▶ Data for this task
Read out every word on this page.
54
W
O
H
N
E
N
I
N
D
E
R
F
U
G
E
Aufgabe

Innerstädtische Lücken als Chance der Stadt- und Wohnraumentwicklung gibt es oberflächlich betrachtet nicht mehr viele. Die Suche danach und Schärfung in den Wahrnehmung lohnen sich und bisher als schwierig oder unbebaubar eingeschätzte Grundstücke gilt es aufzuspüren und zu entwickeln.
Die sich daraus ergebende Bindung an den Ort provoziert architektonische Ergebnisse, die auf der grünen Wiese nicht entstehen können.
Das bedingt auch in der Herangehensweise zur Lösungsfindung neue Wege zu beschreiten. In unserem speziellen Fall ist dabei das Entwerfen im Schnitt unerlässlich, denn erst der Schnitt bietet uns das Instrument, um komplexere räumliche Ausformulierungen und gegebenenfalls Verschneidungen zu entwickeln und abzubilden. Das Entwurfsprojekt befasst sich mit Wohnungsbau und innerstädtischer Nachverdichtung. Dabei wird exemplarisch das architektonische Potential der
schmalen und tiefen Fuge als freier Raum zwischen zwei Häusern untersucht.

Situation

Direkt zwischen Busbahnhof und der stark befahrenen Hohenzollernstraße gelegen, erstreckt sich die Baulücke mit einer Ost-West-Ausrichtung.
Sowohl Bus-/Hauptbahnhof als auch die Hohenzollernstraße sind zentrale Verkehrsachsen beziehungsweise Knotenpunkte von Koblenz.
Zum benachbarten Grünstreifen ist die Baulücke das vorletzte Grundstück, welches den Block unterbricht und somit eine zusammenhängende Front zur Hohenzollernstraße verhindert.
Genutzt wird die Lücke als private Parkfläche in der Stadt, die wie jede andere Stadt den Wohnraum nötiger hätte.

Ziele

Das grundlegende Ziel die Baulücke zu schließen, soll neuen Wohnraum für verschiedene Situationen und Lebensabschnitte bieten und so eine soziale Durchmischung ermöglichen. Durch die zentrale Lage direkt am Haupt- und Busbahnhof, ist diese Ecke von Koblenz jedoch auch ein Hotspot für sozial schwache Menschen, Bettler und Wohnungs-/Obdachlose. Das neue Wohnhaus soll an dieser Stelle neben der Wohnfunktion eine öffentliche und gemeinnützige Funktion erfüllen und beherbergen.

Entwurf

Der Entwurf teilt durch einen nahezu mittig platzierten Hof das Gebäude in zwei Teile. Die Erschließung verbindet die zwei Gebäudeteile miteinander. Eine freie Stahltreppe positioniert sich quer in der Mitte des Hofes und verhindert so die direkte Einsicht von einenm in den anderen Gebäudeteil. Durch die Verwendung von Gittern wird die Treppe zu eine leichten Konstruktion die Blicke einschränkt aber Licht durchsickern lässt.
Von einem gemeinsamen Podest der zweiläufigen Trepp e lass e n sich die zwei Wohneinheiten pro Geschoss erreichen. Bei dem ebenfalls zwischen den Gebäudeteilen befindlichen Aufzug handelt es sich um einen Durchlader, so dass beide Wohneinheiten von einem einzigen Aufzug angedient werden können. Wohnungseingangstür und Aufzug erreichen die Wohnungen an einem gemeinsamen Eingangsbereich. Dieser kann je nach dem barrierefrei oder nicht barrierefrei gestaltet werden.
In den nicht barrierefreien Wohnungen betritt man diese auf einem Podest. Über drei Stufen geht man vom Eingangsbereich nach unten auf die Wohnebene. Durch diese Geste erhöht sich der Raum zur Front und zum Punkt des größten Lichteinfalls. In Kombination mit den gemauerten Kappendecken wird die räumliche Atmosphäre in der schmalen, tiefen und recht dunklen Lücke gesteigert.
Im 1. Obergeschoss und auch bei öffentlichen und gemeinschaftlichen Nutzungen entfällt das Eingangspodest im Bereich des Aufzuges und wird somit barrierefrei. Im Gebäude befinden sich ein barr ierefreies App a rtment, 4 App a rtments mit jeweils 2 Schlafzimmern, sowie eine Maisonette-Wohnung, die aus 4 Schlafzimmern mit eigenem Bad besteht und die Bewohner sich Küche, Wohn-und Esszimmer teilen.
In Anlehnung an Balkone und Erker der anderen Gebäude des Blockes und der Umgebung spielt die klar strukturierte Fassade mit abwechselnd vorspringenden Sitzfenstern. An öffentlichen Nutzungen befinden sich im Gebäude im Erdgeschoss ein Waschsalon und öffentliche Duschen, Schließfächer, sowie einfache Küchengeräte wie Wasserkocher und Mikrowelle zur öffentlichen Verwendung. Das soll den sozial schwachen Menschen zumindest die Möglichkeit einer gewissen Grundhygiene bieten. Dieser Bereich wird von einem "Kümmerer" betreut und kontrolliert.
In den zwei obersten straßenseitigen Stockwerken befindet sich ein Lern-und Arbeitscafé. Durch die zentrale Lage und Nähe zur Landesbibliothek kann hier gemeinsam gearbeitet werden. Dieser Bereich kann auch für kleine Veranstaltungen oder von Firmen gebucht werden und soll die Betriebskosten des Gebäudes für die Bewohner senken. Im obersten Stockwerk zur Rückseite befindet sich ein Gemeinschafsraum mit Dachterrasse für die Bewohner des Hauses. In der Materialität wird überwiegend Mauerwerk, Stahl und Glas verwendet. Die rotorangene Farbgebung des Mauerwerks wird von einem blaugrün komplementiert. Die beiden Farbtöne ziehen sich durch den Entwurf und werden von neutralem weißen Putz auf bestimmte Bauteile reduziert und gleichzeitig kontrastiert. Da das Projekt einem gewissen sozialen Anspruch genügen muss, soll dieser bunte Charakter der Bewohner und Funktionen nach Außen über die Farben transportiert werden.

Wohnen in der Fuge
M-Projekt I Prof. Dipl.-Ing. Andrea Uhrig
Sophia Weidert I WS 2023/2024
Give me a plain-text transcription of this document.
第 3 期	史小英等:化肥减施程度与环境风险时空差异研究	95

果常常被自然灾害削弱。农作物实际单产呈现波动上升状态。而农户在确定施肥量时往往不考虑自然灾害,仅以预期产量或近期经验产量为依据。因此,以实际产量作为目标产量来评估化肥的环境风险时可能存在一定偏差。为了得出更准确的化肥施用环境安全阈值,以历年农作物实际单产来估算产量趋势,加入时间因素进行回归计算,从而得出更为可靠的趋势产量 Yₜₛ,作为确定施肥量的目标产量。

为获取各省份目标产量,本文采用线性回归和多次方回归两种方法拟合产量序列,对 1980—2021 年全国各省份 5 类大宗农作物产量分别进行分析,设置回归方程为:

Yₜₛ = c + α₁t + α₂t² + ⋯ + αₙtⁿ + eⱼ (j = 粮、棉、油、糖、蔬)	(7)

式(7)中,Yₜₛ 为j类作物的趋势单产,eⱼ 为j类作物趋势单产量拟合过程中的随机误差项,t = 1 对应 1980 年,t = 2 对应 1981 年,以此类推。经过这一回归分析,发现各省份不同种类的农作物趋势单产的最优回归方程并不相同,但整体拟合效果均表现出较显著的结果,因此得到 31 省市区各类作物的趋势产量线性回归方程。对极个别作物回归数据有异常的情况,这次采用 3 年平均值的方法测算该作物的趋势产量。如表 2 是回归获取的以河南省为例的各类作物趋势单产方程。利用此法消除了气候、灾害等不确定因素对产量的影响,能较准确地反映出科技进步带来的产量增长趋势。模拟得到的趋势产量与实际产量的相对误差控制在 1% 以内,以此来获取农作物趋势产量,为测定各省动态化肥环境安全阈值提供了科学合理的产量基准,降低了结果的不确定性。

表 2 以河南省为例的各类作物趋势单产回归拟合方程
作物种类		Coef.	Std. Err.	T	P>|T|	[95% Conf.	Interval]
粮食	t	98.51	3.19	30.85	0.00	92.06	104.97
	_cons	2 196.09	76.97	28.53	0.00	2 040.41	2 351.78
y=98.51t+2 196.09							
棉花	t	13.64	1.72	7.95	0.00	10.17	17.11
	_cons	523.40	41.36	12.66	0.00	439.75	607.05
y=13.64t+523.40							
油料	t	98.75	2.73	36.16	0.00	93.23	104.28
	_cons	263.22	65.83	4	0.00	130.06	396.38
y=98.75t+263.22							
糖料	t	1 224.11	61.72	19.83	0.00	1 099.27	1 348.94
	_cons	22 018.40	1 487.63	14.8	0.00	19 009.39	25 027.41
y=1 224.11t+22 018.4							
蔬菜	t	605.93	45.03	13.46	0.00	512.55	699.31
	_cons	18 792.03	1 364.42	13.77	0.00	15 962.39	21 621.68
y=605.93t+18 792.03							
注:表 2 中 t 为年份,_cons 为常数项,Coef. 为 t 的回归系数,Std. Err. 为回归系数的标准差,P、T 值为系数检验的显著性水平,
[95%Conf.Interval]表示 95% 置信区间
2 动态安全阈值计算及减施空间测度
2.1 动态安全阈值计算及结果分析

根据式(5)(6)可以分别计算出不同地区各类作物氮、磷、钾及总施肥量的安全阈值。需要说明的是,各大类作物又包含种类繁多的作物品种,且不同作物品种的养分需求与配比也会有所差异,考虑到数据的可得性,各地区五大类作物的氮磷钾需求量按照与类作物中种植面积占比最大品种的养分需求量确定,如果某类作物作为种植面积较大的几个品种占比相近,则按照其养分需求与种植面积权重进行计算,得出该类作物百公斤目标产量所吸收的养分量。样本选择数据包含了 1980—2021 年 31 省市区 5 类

▶ What you should do
Copy every single line of the material above that holds "Coef".

▶ Answer for the task
作物种类		Coef.	Std. Err.	T	P>|T|	[95% Conf.	Interval]
注:表 2 中 t 为年份,_cons 为常数项,Coef. 为 t 的回归系数,Std. Err. 为回归系数的标准差,P、T 值为系数检验的显著性水平,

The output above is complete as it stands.